為替は今後どう動く?(写真:ロイター/アフロ)

トランプ米大統領の言動が世界のマーケットを揺るがしています。今後、トランプ大統領がドル高を是正する「プラザ合意2.0」があるのではとの見方もあるなか、第一生命経済研究所の藤代宏一主席エコノミストは「現実的には難しい」と指摘します。トランプ政権の政策から考える今後の金融市場や日本株への影響について聞ききました。

(河端 里咲:フリーランス記者)

>>(前編から読む)【どうなる日本株】トランプ関税による米国のインフレ圧力は限定的、日本株にとって怖いのはむしろ中国の報復関税

「関税→米インフレ再加速→円安」だけではない

——関税政策の為替への影響をどう見ていますか。
----------------
設問 ▸ 本文のうち、「為替は今後どう動く?(写真:ロイター/アフロ)」から「(河端 里咲:フリーランス記者)」までを、末尾の語句も含めて一字一句違えずに書き写しなさい。

提供データ ▸
----------------
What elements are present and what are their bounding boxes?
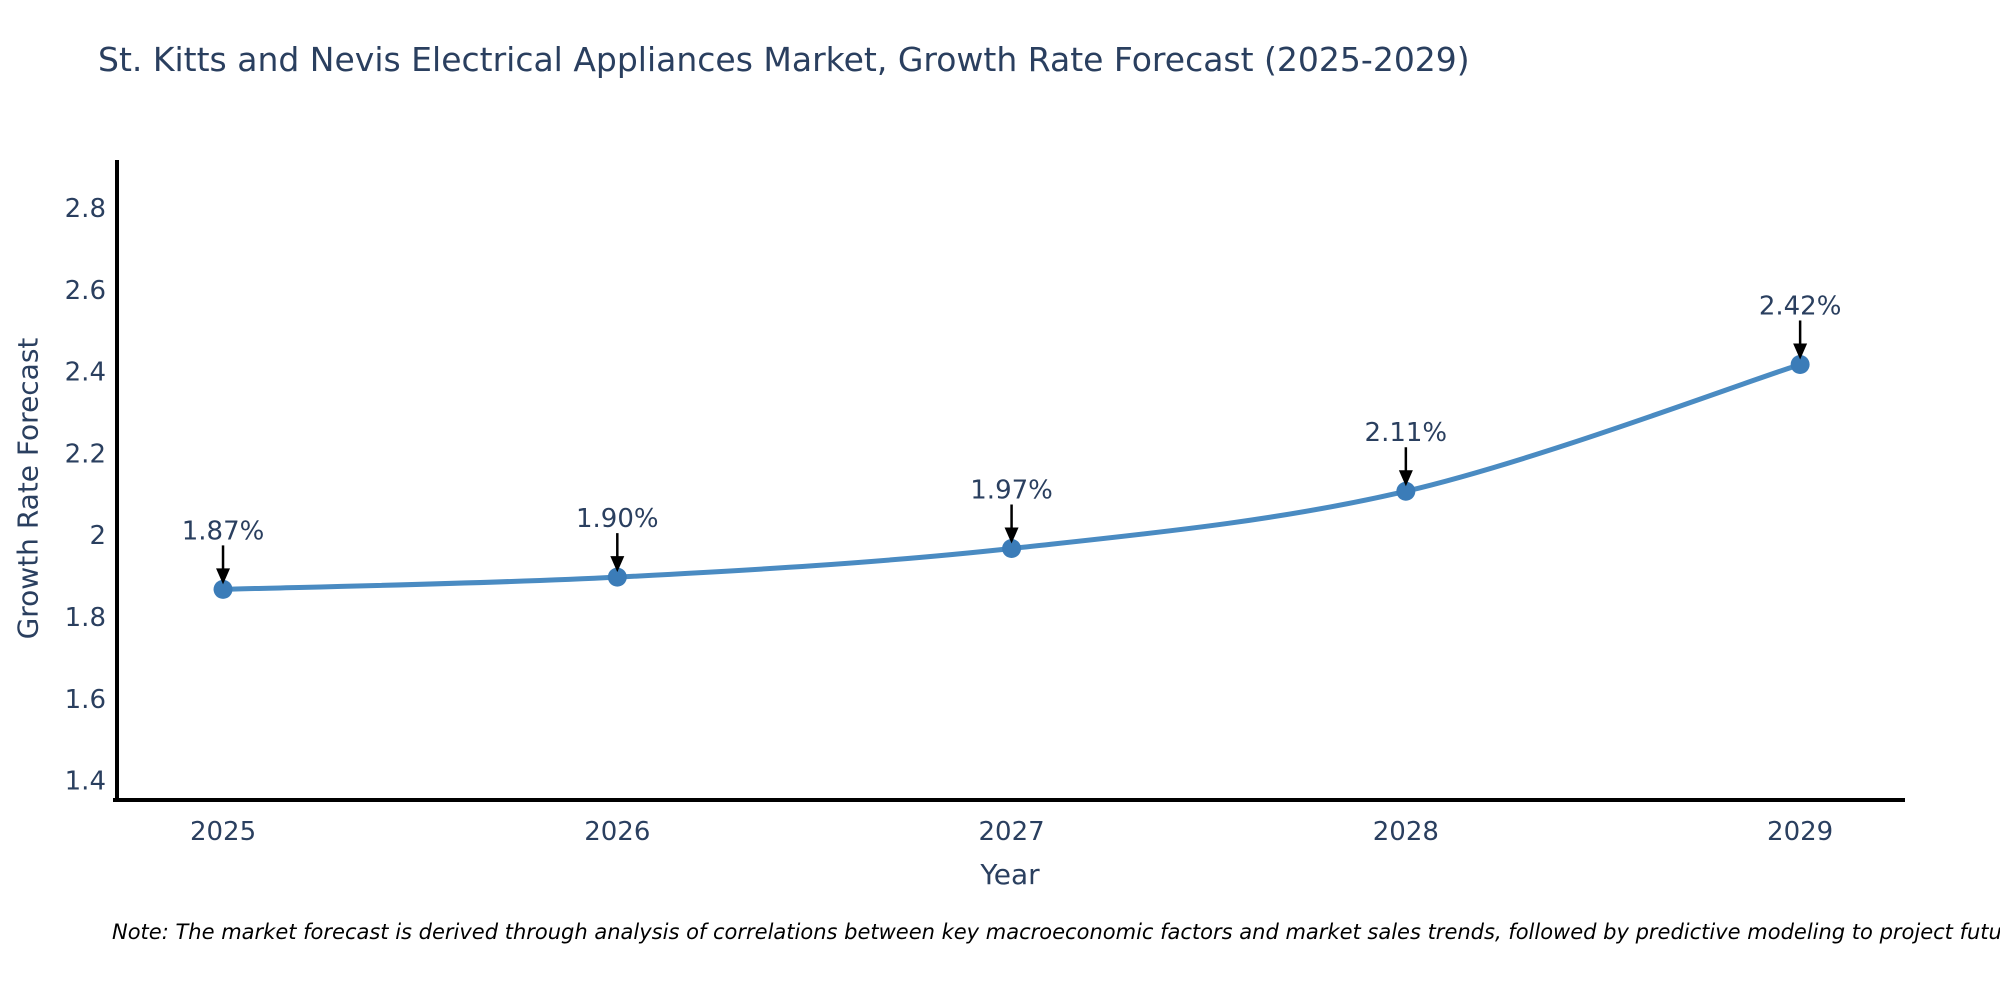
----------------
解答 ▸
為替は今後どう動く?(写真:ロイター/アフロ)

トランプ米大統領の言動が世界のマーケットを揺るがしています。今後、トランプ大統領がドル高を是正する「プラザ合意2.0」があるのではとの見方もあるなか、第一生命経済研究所の藤代宏一主席エコノミストは「現実的には難しい」と指摘します。トランプ政権の政策から考える今後の金融市場や日本株への影響について聞ききました。

(河端 里咲:フリーランス記者)